> _WORK TO DO_: Reproduce all lines of the listing below in which the word "text" occurs.

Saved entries
+---+

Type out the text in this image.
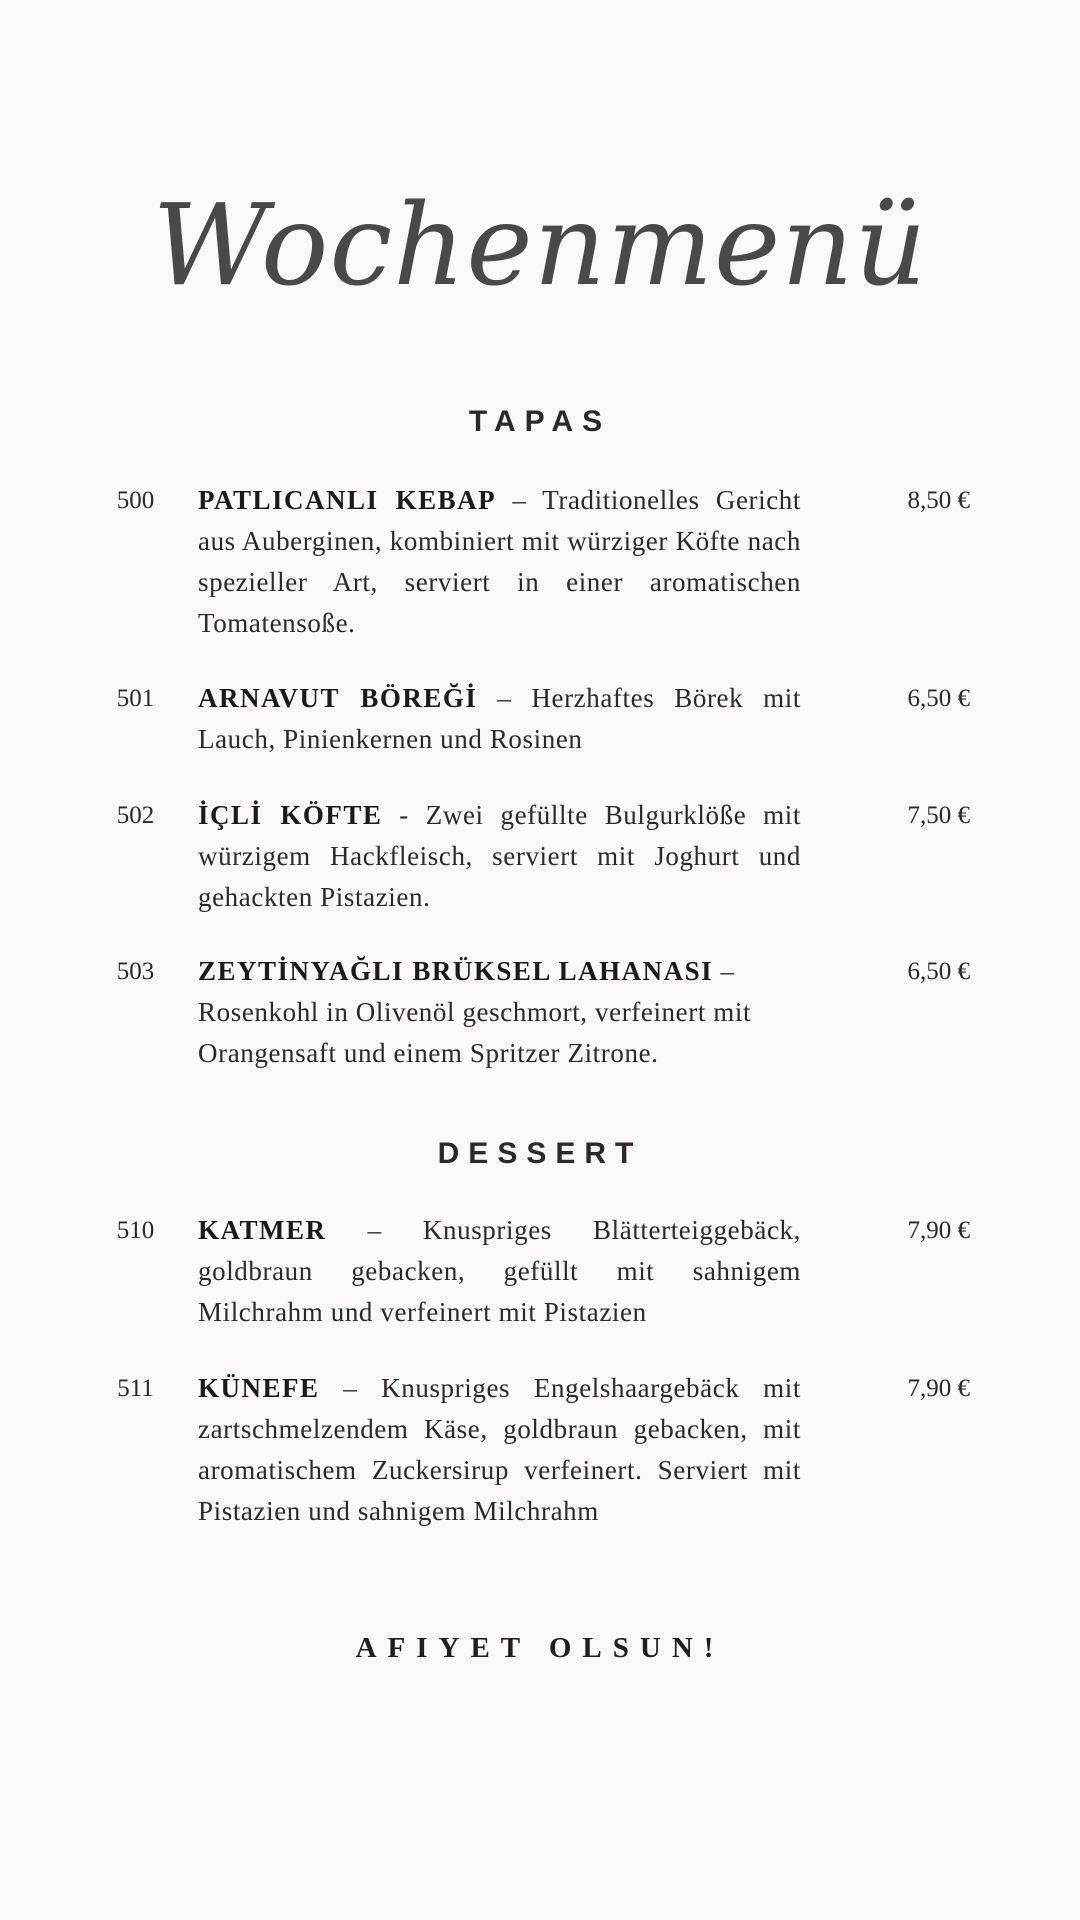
Wochenmenü
TAPAS
500	PATLICANLI KEBAP – Traditionelles Gericht aus Auberginen, kombiniert mit würziger Köfte nach spezieller Art, serviert in einer aromatischen Tomatensoße.
8,50 €
501	ARNAVUT BÖREĞİ – Herzhaftes Börek mit Lauch, Pinienkernen und Rosinen
6,50 €
502	İÇLİ KÖFTE - Zwei gefüllte Bulgurklöße mit würzigem Hackfleisch, serviert mit Joghurt und gehackten Pistazien.
7,50 €
503	ZEYTİNYAĞLI BRÜKSEL LAHANASI – Rosenkohl in Olivenöl geschmort, verfeinert mit Orangensaft und einem Spritzer Zitrone.
6,50 €
DESSERT
510	KATMER – Knuspriges Blätterteiggebäck, goldbraun gebacken, gefüllt mit sahnigem Milchrahm und verfeinert mit Pistazien
7,90 €
511	KÜNEFE – Knuspriges Engelshaargebäck mit zartschmelzendem Käse, goldbraun gebacken, mit aromatischem Zuckersirup verfeinert. Serviert mit Pistazien und sahnigem Milchrahm
7,90 €
AFIYET OLSUN!
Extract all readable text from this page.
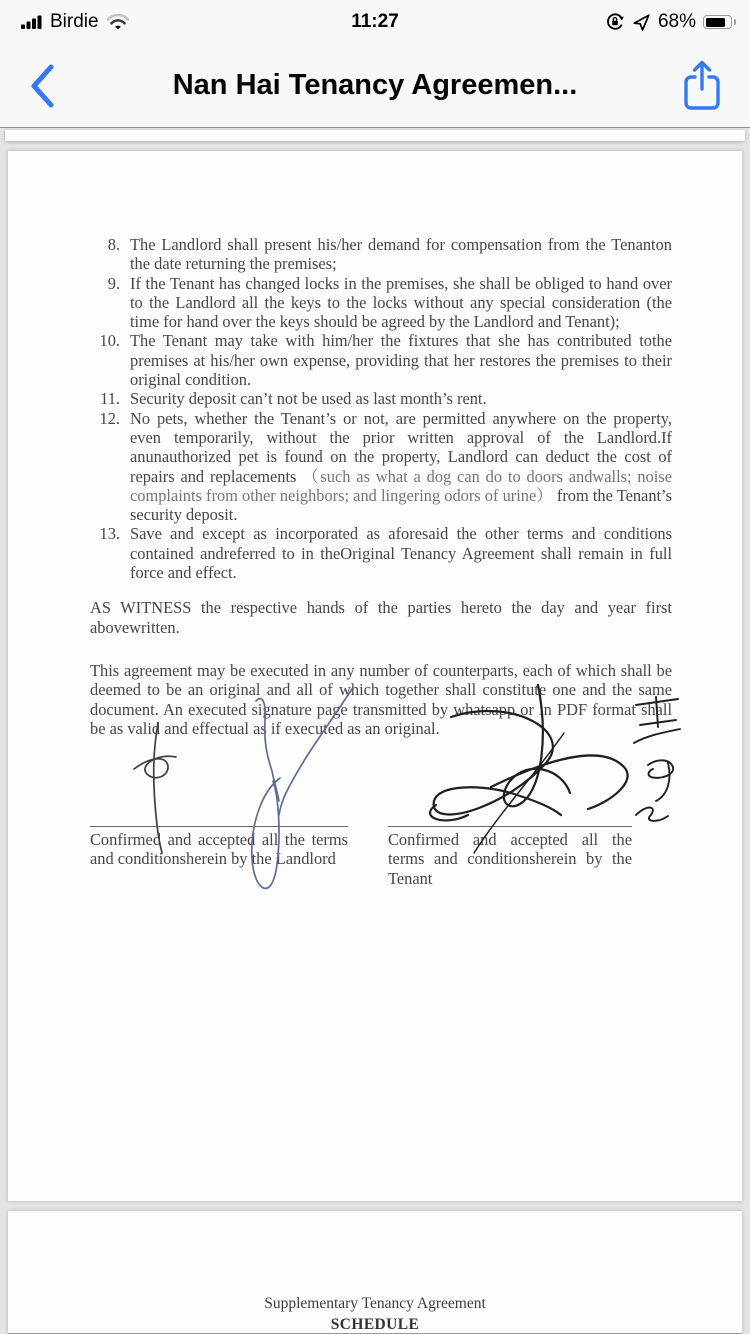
Birdie	11:27	68%
Nan Hai Tenancy Agreemen...
8. The Landlord shall present his/her demand for compensation from the Tenanton the date returning the premises;
9. If the Tenant has changed locks in the premises, she shall be obliged to hand over to the Landlord all the keys to the locks without any special consideration (the time for hand over the keys should be agreed by the Landlord and Tenant);
10. The Tenant may take with him/her the fixtures that she has contributed tothe premises at his/her own expense, providing that her restores the premises to their original condition.
11. Security deposit can’t not be used as last month’s rent.
12. No pets, whether the Tenant’s or not, are permitted anywhere on the property, even temporarily, without the prior written approval of the Landlord.If anunauthorized pet is found on the property, Landlord can deduct the cost of repairs and replacements （such as what a dog can do to doors andwalls; noise complaints from other neighbors; and lingering odors of urine） from the Tenant’s security deposit.
13. Save and except as incorporated as aforesaid the other terms and conditions contained andreferred to in theOriginal Tenancy Agreement shall remain in full force and effect.

AS WITNESS the respective hands of the parties hereto the day and year first abovewritten.

This agreement may be executed in any number of counterparts, each of which shall be deemed to be an original and all of which together shall constitute one and the same document. An executed signature page transmitted by whatsapp or in PDF format shall be as valid and effectual as if executed as an original.

Confirmed and accepted all the terms and conditionsherein by the Landlord
Confirmed and accepted all the terms and conditionsherein by the Tenant
Supplementary Tenancy Agreement
SCHEDULE
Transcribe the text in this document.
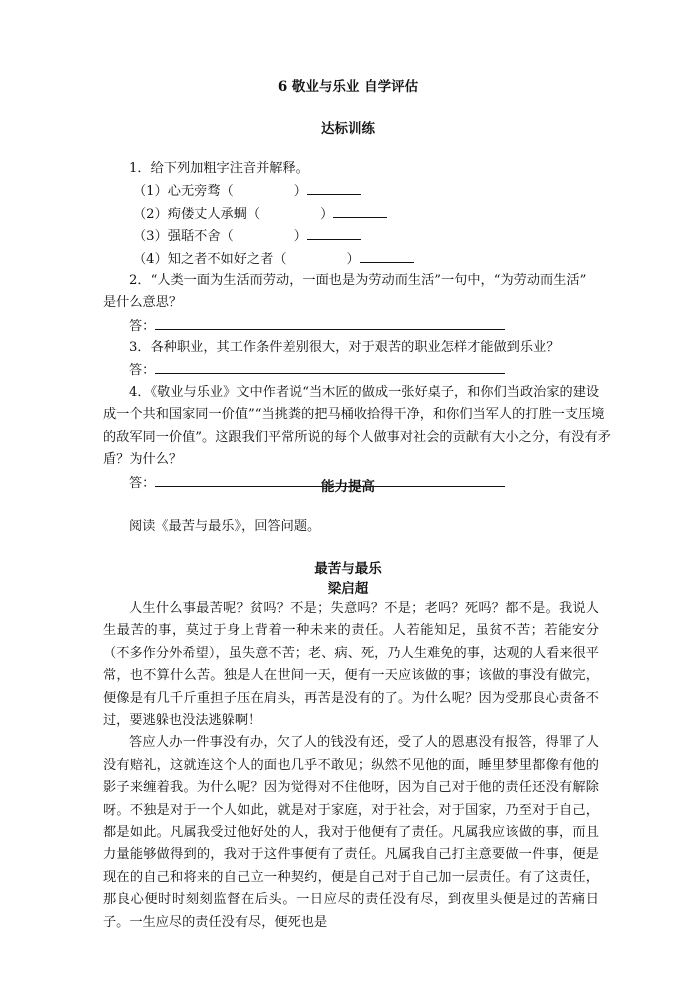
6 敬业与乐业 自学评估
达标训练
1．给下列加粗字注音并解释。
（1）心无旁骛（	）
（2）痀偻丈人承蜩（	）
（3）强聒不舍（	）
（4）知之者不如好之者（	）
2．“人类一面为生活而劳动，一面也是为劳动而生活”一句中，“为劳动而生活”
是什么意思？
答：
3．各种职业，其工作条件差别很大，对于艰苦的职业怎样才能做到乐业？
答：
4．《敬业与乐业》文中作者说“当木匠的做成一张好桌子，和你们当政治家的建设
成一个共和国家同一价值”“当挑粪的把马桶收拾得干净，和你们当军人的打胜一支压境
的敌军同一价值”。这跟我们平常所说的每个人做事对社会的贡献有大小之分，有没有矛
盾？为什么？
答：	能力提高
阅读《最苦与最乐》，回答问题。
最苦与最乐
梁启超

人生什么事最苦呢？贫吗？不是；失意吗？不是；老吗？死吗？都不是。我说人生最苦的事，莫过于身上背着一种未来的责任。人若能知足，虽贫不苦；若能安分（不多作分外希望），虽失意不苦；老、病、死，乃人生难免的事，达观的人看来很平常，也不算什么苦。独是人在世间一天，便有一天应该做的事；该做的事没有做完，便像是有几千斤重担子压在肩头，再苦是没有的了。为什么呢？因为受那良心责备不过，要逃躲也没法逃躲啊！

答应人办一件事没有办，欠了人的钱没有还，受了人的恩惠没有报答，得罪了人没有赔礼，这就连这个人的面也几乎不敢见；纵然不见他的面，睡里梦里都像有他的影子来缠着我。为什么呢？因为觉得对不住他呀，因为自己对于他的责任还没有解除呀。不独是对于一个人如此，就是对于家庭，对于社会，对于国家，乃至对于自己，都是如此。凡属我受过他好处的人，我对于他便有了责任。凡属我应该做的事，而且力量能够做得到的，我对于这件事便有了责任。凡属我自己打主意要做一件事，便是现在的自己和将来的自己立一种契约，便是自己对于自己加一层责任。有了这责任，那良心便时时刻刻监督在后头。一日应尽的责任没有尽，到夜里头便是过的苦痛日子。一生应尽的责任没有尽，便死也是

+---+

> _ANSWER TO THE TASK_:
Type out the text in this image.
Extract all readable text from this page.
Transcribe the text in this document.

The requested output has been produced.